La Commission européenne proposait de renouveler son feu vert jusqu’à décembre 2033 après le rapport d’un régulateur européen estimant que le niveau de risque ne justifiait pas d’interdire la substance. Lors d’un vote à huis clos des représentants des États membres dans le cadre d’un comité technique, la majorité qualifiée requise pour valider le texte — soit 15 États sur 27, représentant au moins 65% de la population européenne — n’a pas été atteinte, a annoncé l’exécutif européen.

Si nombre de pays du Sud et de l’Est soutiennent la ré-autorisation, l’Autriche et le Luxembourg avaient fait part de leur volonté de voter contre. La Belgique et les Pays-Bas avaient indiqué s’abstenir. Enfin, conséquence des divisions de la coalition au pouvoir à Berlin, l’Allemagne s’est abstenue, tout comme la France, insatisfaite de la proposition de Bruxelles.

Une proposition en contradiction avec la restriction française

« On a dit, depuis le début, que la proposition telle qu’elle est formulée, dix ans sans conditions, ne correspondait pas à la trajectoire » décidée par la France depuis plusieurs années, qui est de « restreindre les usages là où il y a des [options] alternatives pour qu’il y ait moins de glyphosate », a expliqué à l’AFP le ministre de l’Agriculture Marc Fesneau.

## CONSIGNE 1
D'après l'extrait sur le vote européen, jusqu'à quelle date la Commission proposait-elle de renouveler son feu vert ?
## CONSIGNE 2
Recopiez telle quelle la portion de la liste allant de son début jusqu'à la ligne contenant « page-number: 144: [122, 1018, 155, 1044] », celle-ci comprise, en laissant l'image de côté.
Cet extrait et la liste qui suit sont deux supports indépendants l'un de l'autre.

## MATÉRIEL D'EXERCICE
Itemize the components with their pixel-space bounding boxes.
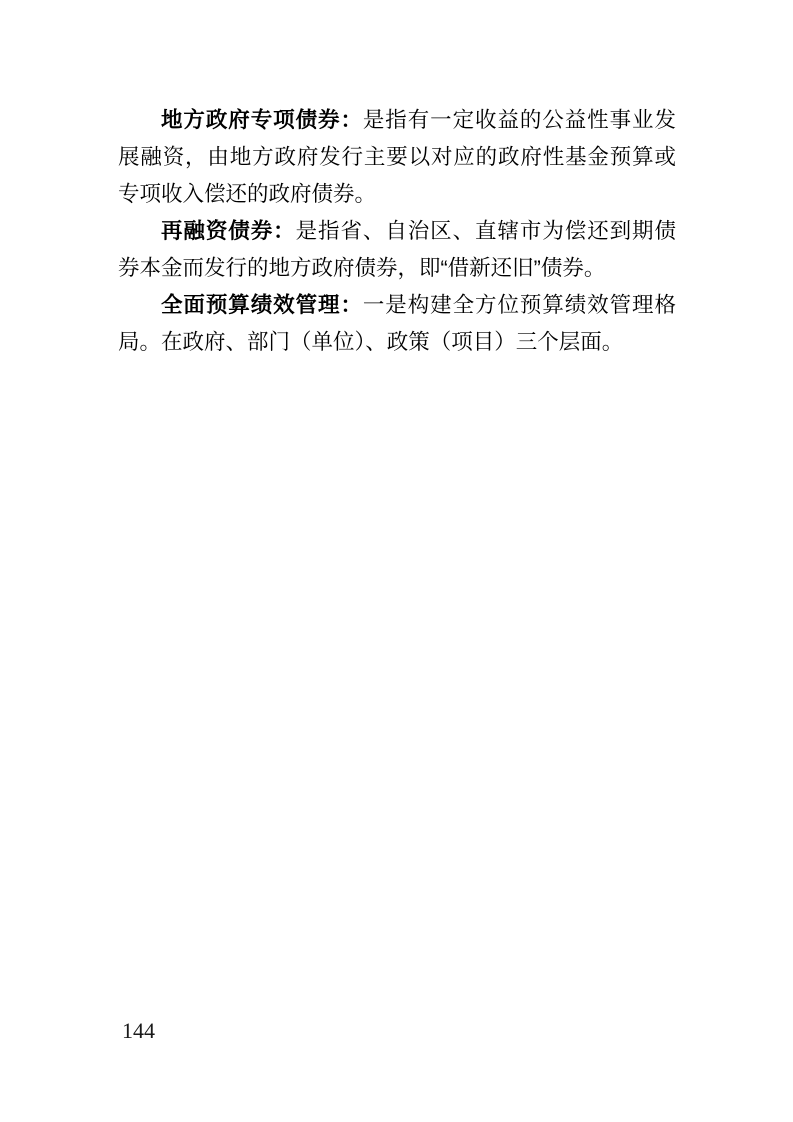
definitions-text-block: 地方政府专项债券：是指有一定收益的公益性事业发展融资，由地方政府发行主要以对应的…: [118, 102, 676, 361]
definition-term: 全面预算绩效管理：: [161, 293, 363, 317]
document-page: 地方政府专项债券：是指有一定收益的公益性事业发展融资，由地方政府发行主要以对应的…: [0, 0, 793, 1122]
definition-term: 地方政府专项债券：: [161, 108, 363, 132]
definition-paragraph: 再融资债券：是指省、自治区、直辖市为偿还到期债券本金而发行的地方政府债券，即“借…: [118, 213, 676, 287]
definition-paragraph: 地方政府专项债券：是指有一定收益的公益性事业发展融资，由地方政府发行主要以对应的…: [118, 102, 676, 213]
definition-paragraph: 全面预算绩效管理：一是构建全方位预算绩效管理格局。在政府、部门（单位）、政策（项…: [118, 287, 676, 361]
definition-term: 再融资债券：: [161, 219, 296, 243]
page-number: 144: [122, 1018, 155, 1044]
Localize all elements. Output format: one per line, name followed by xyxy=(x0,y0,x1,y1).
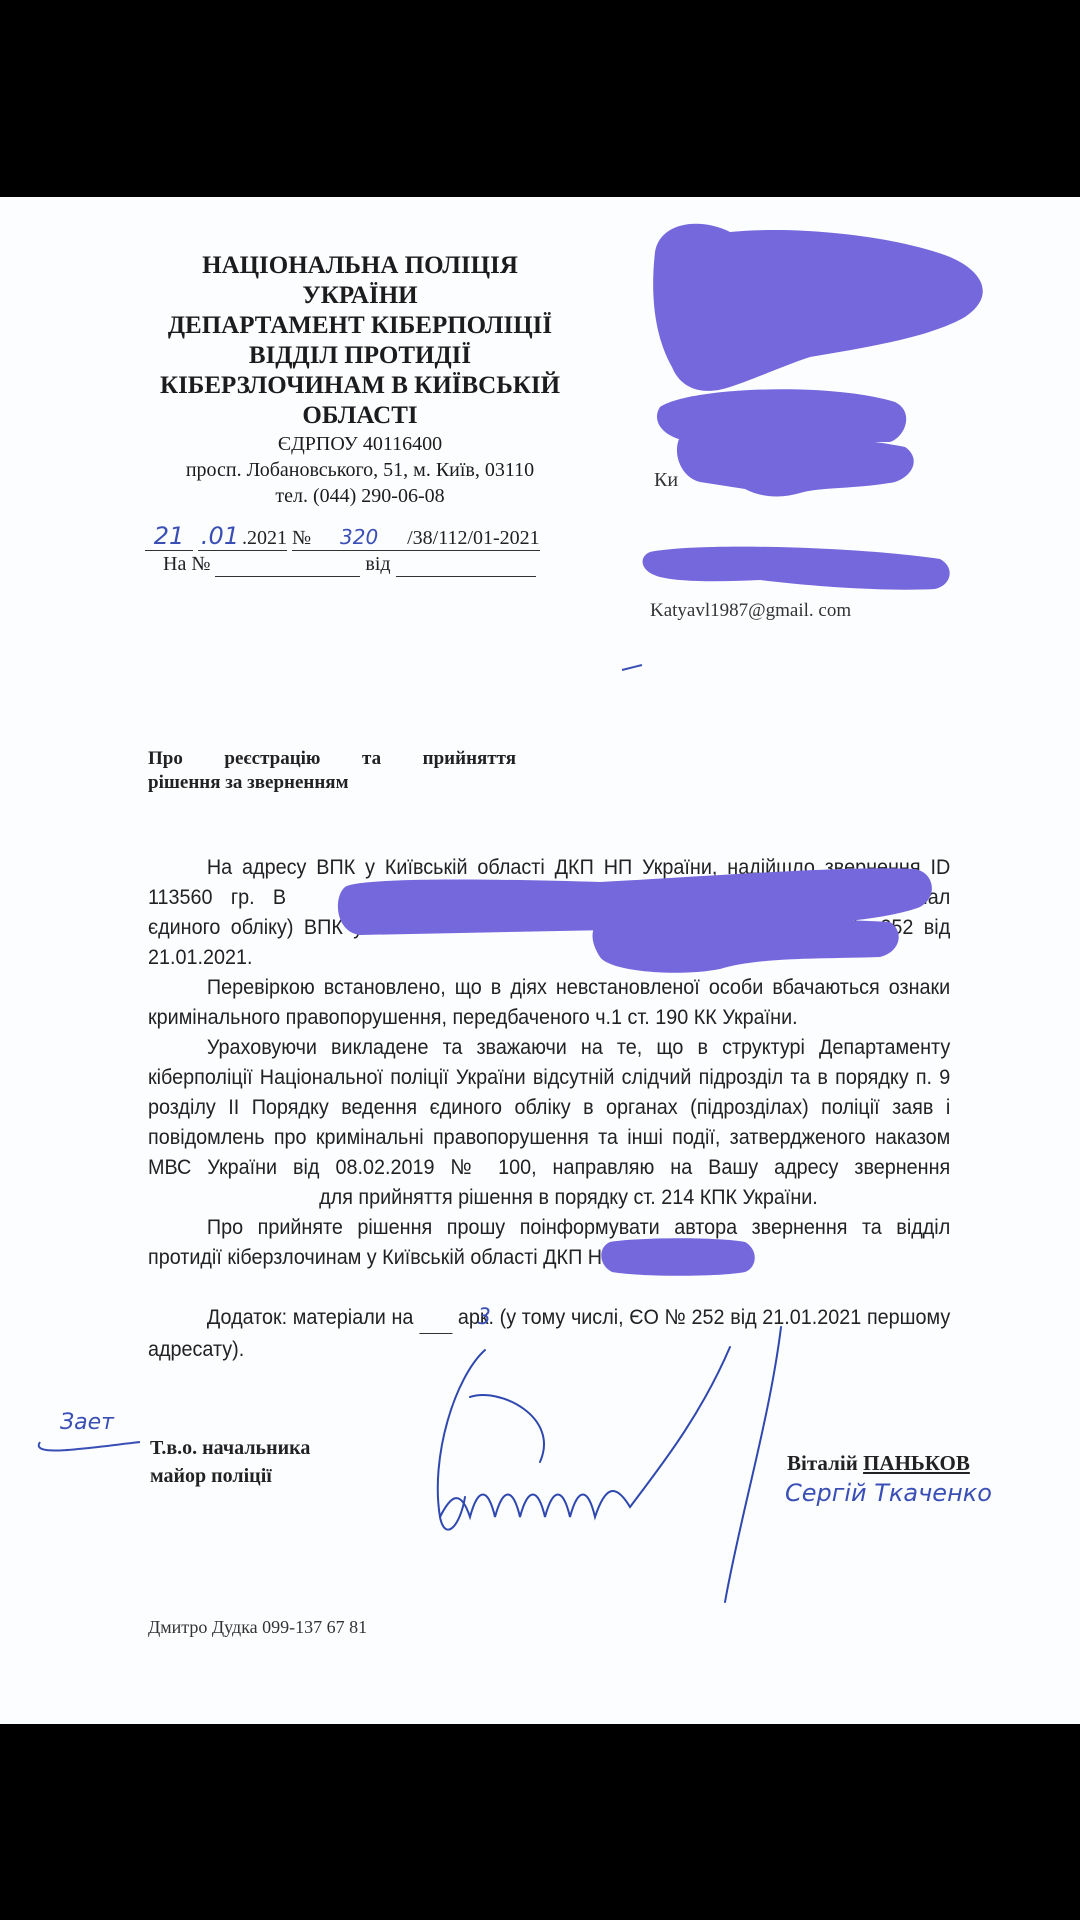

## RÉPONSE RÉDIGÉE 1
Jusqu'à décembre 2033.

## RÉPONSE RÉDIGÉE 2
Itemize the components with their pixel-space bounding boxes.
definitions-text-block: 地方政府专项债券：是指有一定收益的公益性事业发展融资，由地方政府发行主要以对应的…: [118, 102, 676, 361]
definition-term: 全面预算绩效管理：: [161, 293, 363, 317]
document-page: 地方政府专项债券：是指有一定收益的公益性事业发展融资，由地方政府发行主要以对应的…: [0, 0, 793, 1122]
definition-term: 地方政府专项债券：: [161, 108, 363, 132]
definition-paragraph: 再融资债券：是指省、自治区、直辖市为偿还到期债券本金而发行的地方政府债券，即“借…: [118, 213, 676, 287]
definition-paragraph: 地方政府专项债券：是指有一定收益的公益性事业发展融资，由地方政府发行主要以对应的…: [118, 102, 676, 213]
definition-paragraph: 全面预算绩效管理：一是构建全方位预算绩效管理格局。在政府、部门（单位）、政策（项…: [118, 287, 676, 361]
definition-term: 再融资债券：: [161, 219, 296, 243]
page-number: 144: [122, 1018, 155, 1044]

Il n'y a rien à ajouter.